WHAT IS NEEDED.
The data below is to be set down exactly.

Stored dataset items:
• • • • • • •

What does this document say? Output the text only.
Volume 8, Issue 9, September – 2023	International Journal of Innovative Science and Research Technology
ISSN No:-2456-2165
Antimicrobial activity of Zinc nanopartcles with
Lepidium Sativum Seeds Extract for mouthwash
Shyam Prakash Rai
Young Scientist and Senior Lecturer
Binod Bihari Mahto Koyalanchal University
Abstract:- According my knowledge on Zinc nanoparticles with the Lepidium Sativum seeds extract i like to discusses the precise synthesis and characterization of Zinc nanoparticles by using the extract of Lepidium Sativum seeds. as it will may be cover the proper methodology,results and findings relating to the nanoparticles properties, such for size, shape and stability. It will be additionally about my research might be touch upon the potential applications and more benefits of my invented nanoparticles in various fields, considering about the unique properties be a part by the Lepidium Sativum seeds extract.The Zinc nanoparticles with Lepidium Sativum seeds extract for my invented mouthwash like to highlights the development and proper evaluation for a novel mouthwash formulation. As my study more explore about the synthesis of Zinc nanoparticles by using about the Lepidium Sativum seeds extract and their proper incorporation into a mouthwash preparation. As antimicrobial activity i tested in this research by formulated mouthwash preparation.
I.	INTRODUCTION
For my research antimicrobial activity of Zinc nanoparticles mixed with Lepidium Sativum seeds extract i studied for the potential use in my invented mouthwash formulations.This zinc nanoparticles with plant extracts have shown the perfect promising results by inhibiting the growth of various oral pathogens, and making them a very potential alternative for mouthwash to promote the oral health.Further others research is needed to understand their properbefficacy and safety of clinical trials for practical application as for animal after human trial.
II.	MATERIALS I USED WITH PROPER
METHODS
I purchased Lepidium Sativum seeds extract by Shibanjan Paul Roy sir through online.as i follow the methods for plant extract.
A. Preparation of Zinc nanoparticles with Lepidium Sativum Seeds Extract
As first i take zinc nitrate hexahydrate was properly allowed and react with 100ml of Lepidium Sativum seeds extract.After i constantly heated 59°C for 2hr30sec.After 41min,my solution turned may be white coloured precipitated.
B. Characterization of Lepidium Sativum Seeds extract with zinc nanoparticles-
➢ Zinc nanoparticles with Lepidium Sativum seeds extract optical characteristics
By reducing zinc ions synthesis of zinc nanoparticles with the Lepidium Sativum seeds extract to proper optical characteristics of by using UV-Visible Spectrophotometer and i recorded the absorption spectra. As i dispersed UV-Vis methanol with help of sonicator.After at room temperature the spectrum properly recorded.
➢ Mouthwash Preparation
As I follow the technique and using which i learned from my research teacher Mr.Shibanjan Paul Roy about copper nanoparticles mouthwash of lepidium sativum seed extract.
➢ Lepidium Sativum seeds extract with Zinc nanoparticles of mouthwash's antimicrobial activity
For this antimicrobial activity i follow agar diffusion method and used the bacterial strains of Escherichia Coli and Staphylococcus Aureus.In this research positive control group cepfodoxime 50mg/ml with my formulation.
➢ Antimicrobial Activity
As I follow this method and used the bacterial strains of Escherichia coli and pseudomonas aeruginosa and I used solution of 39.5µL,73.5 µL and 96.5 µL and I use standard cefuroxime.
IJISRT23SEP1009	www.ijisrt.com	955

• • • • • • •

REPLY TO THE EXERCISE.
What does this document say? Output the text only.
Volume 8, Issue 9, September – 2023	International Journal of Innovative Science and Research Technology
ISSN No:-2456-2165
Antimicrobial activity of Zinc nanopartcles with
Lepidium Sativum Seeds Extract for mouthwash
Shyam Prakash Rai
Young Scientist and Senior Lecturer
Binod Bihari Mahto Koyalanchal University
Abstract:- According my knowledge on Zinc nanoparticles with the Lepidium Sativum seeds extract i like to discusses the precise synthesis and characterization of Zinc nanoparticles by using the extract of Lepidium Sativum seeds. as it will may be cover the proper methodology,results and findings relating to the nanoparticles properties, such for size, shape and stability. It will be additionally about my research might be touch upon the potential applications and more benefits of my invented nanoparticles in various fields, considering about the unique properties be a part by the Lepidium Sativum seeds extract.The Zinc nanoparticles with Lepidium Sativum seeds extract for my invented mouthwash like to highlights the development and proper evaluation for a novel mouthwash formulation. As my study more explore about the synthesis of Zinc nanoparticles by using about the Lepidium Sativum seeds extract and their proper incorporation into a mouthwash preparation. As antimicrobial activity i tested in this research by formulated mouthwash preparation.
I.	INTRODUCTION
For my research antimicrobial activity of Zinc nanoparticles mixed with Lepidium Sativum seeds extract i studied for the potential use in my invented mouthwash formulations.This zinc nanoparticles with plant extracts have shown the perfect promising results by inhibiting the growth of various oral pathogens, and making them a very potential alternative for mouthwash to promote the oral health.Further others research is needed to understand their properbefficacy and safety of clinical trials for practical application as for animal after human trial.
II.	MATERIALS I USED WITH PROPER
METHODS
I purchased Lepidium Sativum seeds extract by Shibanjan Paul Roy sir through online.as i follow the methods for plant extract.
A. Preparation of Zinc nanoparticles with Lepidium Sativum Seeds Extract
As first i take zinc nitrate hexahydrate was properly allowed and react with 100ml of Lepidium Sativum seeds extract.After i constantly heated 59°C for 2hr30sec.After 41min,my solution turned may be white coloured precipitated.
B. Characterization of Lepidium Sativum Seeds extract with zinc nanoparticles-
➢ Zinc nanoparticles with Lepidium Sativum seeds extract optical characteristics
By reducing zinc ions synthesis of zinc nanoparticles with the Lepidium Sativum seeds extract to proper optical characteristics of by using UV-Visible Spectrophotometer and i recorded the absorption spectra. As i dispersed UV-Vis methanol with help of sonicator.After at room temperature the spectrum properly recorded.
➢ Mouthwash Preparation
As I follow the technique and using which i learned from my research teacher Mr.Shibanjan Paul Roy about copper nanoparticles mouthwash of lepidium sativum seed extract.
➢ Lepidium Sativum seeds extract with Zinc nanoparticles of mouthwash's antimicrobial activity
For this antimicrobial activity i follow agar diffusion method and used the bacterial strains of Escherichia Coli and Staphylococcus Aureus.In this research positive control group cepfodoxime 50mg/ml with my formulation.
➢ Antimicrobial Activity
As I follow this method and used the bacterial strains of Escherichia coli and pseudomonas aeruginosa and I used solution of 39.5µL,73.5 µL and 96.5 µL and I use standard cefuroxime.
IJISRT23SEP1009	www.ijisrt.com	955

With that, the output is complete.